» TASK REQUIREMENTS
Without the pictures, return each record as it appears.

··· DATA TO PROCESS ···

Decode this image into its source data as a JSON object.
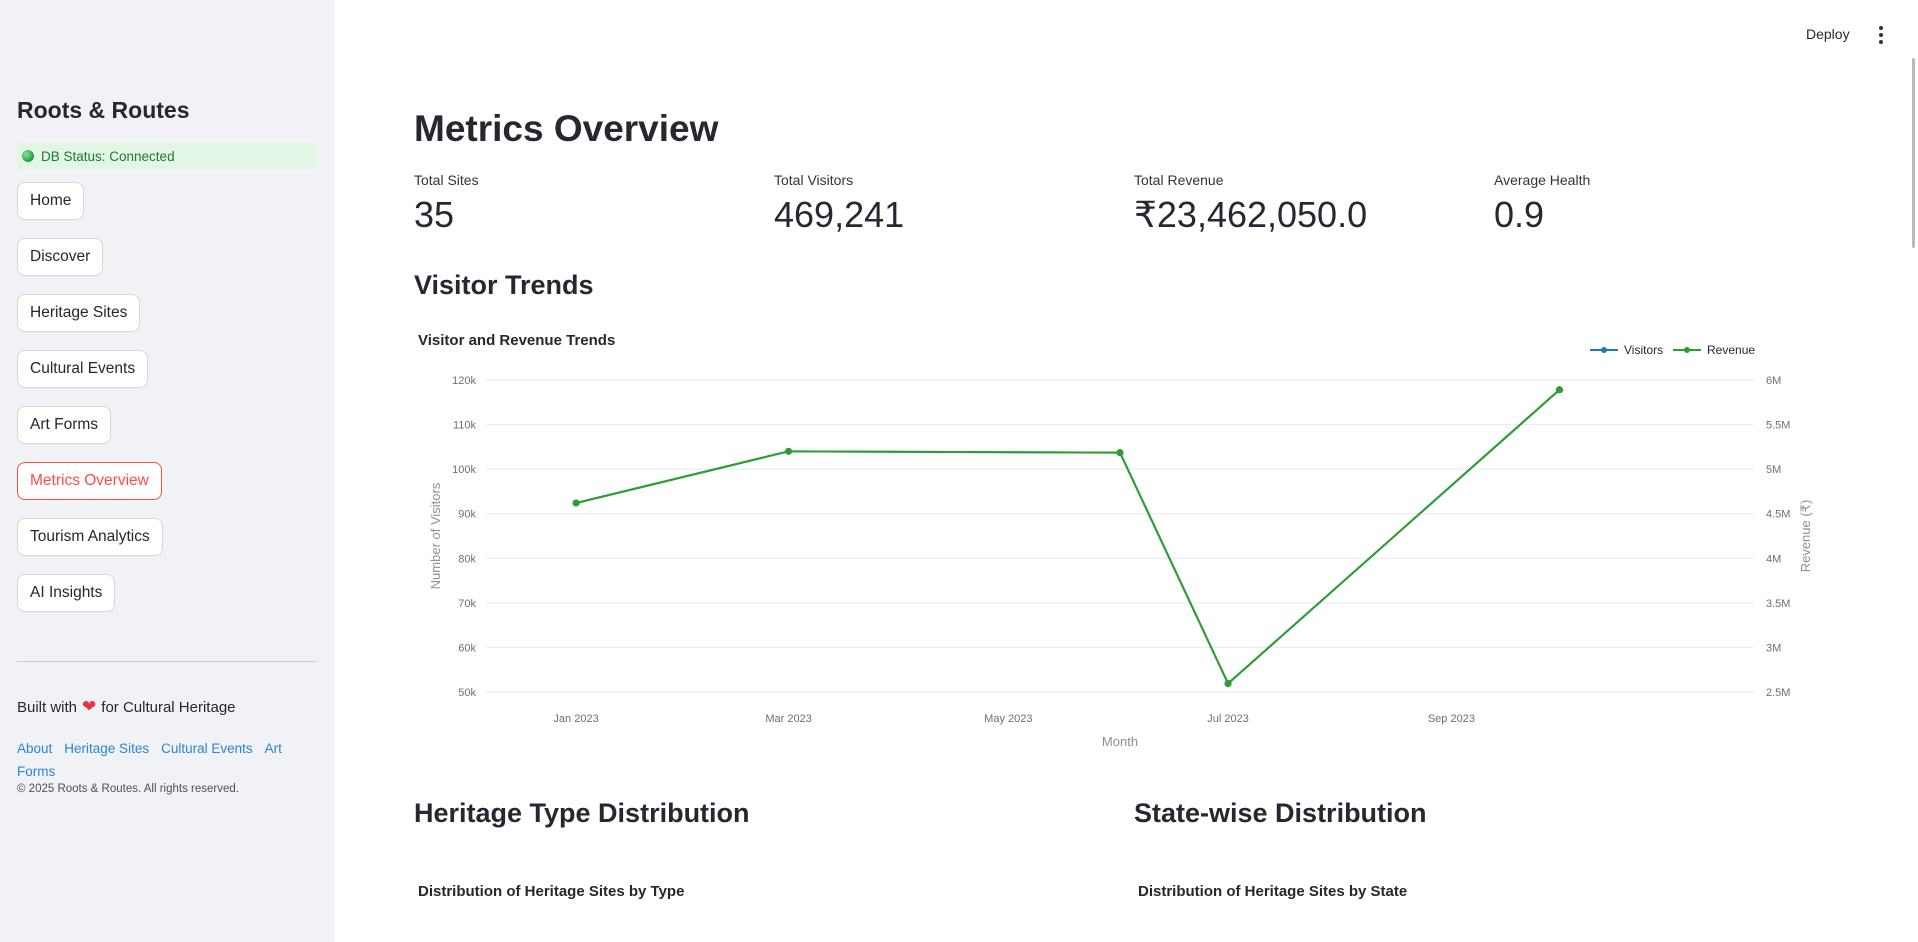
{
  "sidebar": {
    "brand": "Roots & Routes",
    "db_status": "DB Status: Connected",
    "nav": [
      {
        "label": "Home"
      },
      {
        "label": "Discover"
      },
      {
        "label": "Heritage Sites"
      },
      {
        "label": "Cultural Events"
      },
      {
        "label": "Art Forms"
      },
      {
        "label": "Metrics Overview",
        "active": true
      },
      {
        "label": "Tourism Analytics"
      },
      {
        "label": "AI Insights"
      }
    ],
    "built_prefix": "Built with",
    "built_suffix": "for Cultural Heritage",
    "footer_links": [
      "About",
      "Heritage Sites",
      "Cultural Events",
      "Art Forms"
    ],
    "copyright": "© 2025 Roots & Routes. All rights reserved."
  },
  "toolbar": {
    "deploy_label": "Deploy",
    "menu_icon": "kebab-menu-icon"
  },
  "main": {
    "title": "Metrics Overview",
    "metrics": [
      {
        "label": "Total Sites",
        "value": "35"
      },
      {
        "label": "Total Visitors",
        "value": "469,241"
      },
      {
        "label": "Total Revenue",
        "value": "₹23,462,050.0"
      },
      {
        "label": "Average Health",
        "value": "0.9"
      }
    ],
    "visitor_section_title": "Visitor Trends",
    "heritage_section_title": "Heritage Type Distribution",
    "heritage_chart_title": "Distribution of Heritage Sites by Type",
    "state_section_title": "State-wise Distribution",
    "state_chart_title": "Distribution of Heritage Sites by State"
  },
  "colors": {
    "accent": "#ff4b4b",
    "visitors": "#1f77b4",
    "revenue": "#2ca02c",
    "link": "#2b84d8"
  },
  "chart_data": {
    "type": "line",
    "title": "Visitor and Revenue Trends",
    "xlabel": "Month",
    "ylabel": "Number of Visitors",
    "y2label": "Revenue (₹)",
    "x_ticks": [
      "Jan 2023",
      "Mar 2023",
      "May 2023",
      "Jul 2023",
      "Sep 2023"
    ],
    "y_ticks": [
      "50k",
      "60k",
      "70k",
      "80k",
      "90k",
      "100k",
      "110k",
      "120k"
    ],
    "y2_ticks": [
      "2.5M",
      "3M",
      "3.5M",
      "4M",
      "4.5M",
      "5M",
      "5.5M",
      "6M"
    ],
    "ylim": [
      50000,
      120000
    ],
    "y2lim": [
      2500000,
      6000000
    ],
    "x_range": [
      "2022-12-07",
      "2023-11-24"
    ],
    "legend_position": "top-right",
    "grid": true,
    "series": [
      {
        "name": "Visitors",
        "axis": "left",
        "x": [
          "2023-01-01",
          "2023-03-01",
          "2023-06-01",
          "2023-07-01",
          "2023-10-01"
        ],
        "y": [
          92400,
          104000,
          103700,
          51900,
          117800
        ]
      },
      {
        "name": "Revenue",
        "axis": "right",
        "x": [
          "2023-01-01",
          "2023-03-01",
          "2023-06-01",
          "2023-07-01",
          "2023-10-01"
        ],
        "y": [
          4620000,
          5200000,
          5185000,
          2595000,
          5890000
        ]
      }
    ]
  }
}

···

» ANSWER TO THE EXERCISE
Decode this image into its source data as a JSON object.
{
  "sidebar": {
    "brand": "Roots & Routes",
    "db_status": "DB Status: Connected",
    "nav": [
      {
        "label": "Home"
      },
      {
        "label": "Discover"
      },
      {
        "label": "Heritage Sites"
      },
      {
        "label": "Cultural Events"
      },
      {
        "label": "Art Forms"
      },
      {
        "label": "Metrics Overview",
        "active": true
      },
      {
        "label": "Tourism Analytics"
      },
      {
        "label": "AI Insights"
      }
    ],
    "built_prefix": "Built with",
    "built_suffix": "for Cultural Heritage",
    "footer_links": [
      "About",
      "Heritage Sites",
      "Cultural Events",
      "Art Forms"
    ],
    "copyright": "© 2025 Roots & Routes. All rights reserved."
  },
  "toolbar": {
    "deploy_label": "Deploy",
    "menu_icon": "kebab-menu-icon"
  },
  "main": {
    "title": "Metrics Overview",
    "metrics": [
      {
        "label": "Total Sites",
        "value": "35"
      },
      {
        "label": "Total Visitors",
        "value": "469,241"
      },
      {
        "label": "Total Revenue",
        "value": "₹23,462,050.0"
      },
      {
        "label": "Average Health",
        "value": "0.9"
      }
    ],
    "visitor_section_title": "Visitor Trends",
    "heritage_section_title": "Heritage Type Distribution",
    "heritage_chart_title": "Distribution of Heritage Sites by Type",
    "state_section_title": "State-wise Distribution",
    "state_chart_title": "Distribution of Heritage Sites by State"
  },
  "colors": {
    "accent": "#ff4b4b",
    "visitors": "#1f77b4",
    "revenue": "#2ca02c",
    "link": "#2b84d8"
  },
  "chart_data": {
    "type": "line",
    "title": "Visitor and Revenue Trends",
    "xlabel": "Month",
    "ylabel": "Number of Visitors",
    "y2label": "Revenue (₹)",
    "x_ticks": [
      "Jan 2023",
      "Mar 2023",
      "May 2023",
      "Jul 2023",
      "Sep 2023"
    ],
    "y_ticks": [
      "50k",
      "60k",
      "70k",
      "80k",
      "90k",
      "100k",
      "110k",
      "120k"
    ],
    "y2_ticks": [
      "2.5M",
      "3M",
      "3.5M",
      "4M",
      "4.5M",
      "5M",
      "5.5M",
      "6M"
    ],
    "ylim": [
      50000,
      120000
    ],
    "y2lim": [
      2500000,
      6000000
    ],
    "x_range": [
      "2022-12-07",
      "2023-11-24"
    ],
    "legend_position": "top-right",
    "grid": true,
    "series": [
      {
        "name": "Visitors",
        "axis": "left",
        "x": [
          "2023-01-01",
          "2023-03-01",
          "2023-06-01",
          "2023-07-01",
          "2023-10-01"
        ],
        "y": [
          92400,
          104000,
          103700,
          51900,
          117800
        ]
      },
      {
        "name": "Revenue",
        "axis": "right",
        "x": [
          "2023-01-01",
          "2023-03-01",
          "2023-06-01",
          "2023-07-01",
          "2023-10-01"
        ],
        "y": [
          4620000,
          5200000,
          5185000,
          2595000,
          5890000
        ]
      }
    ]
  }
}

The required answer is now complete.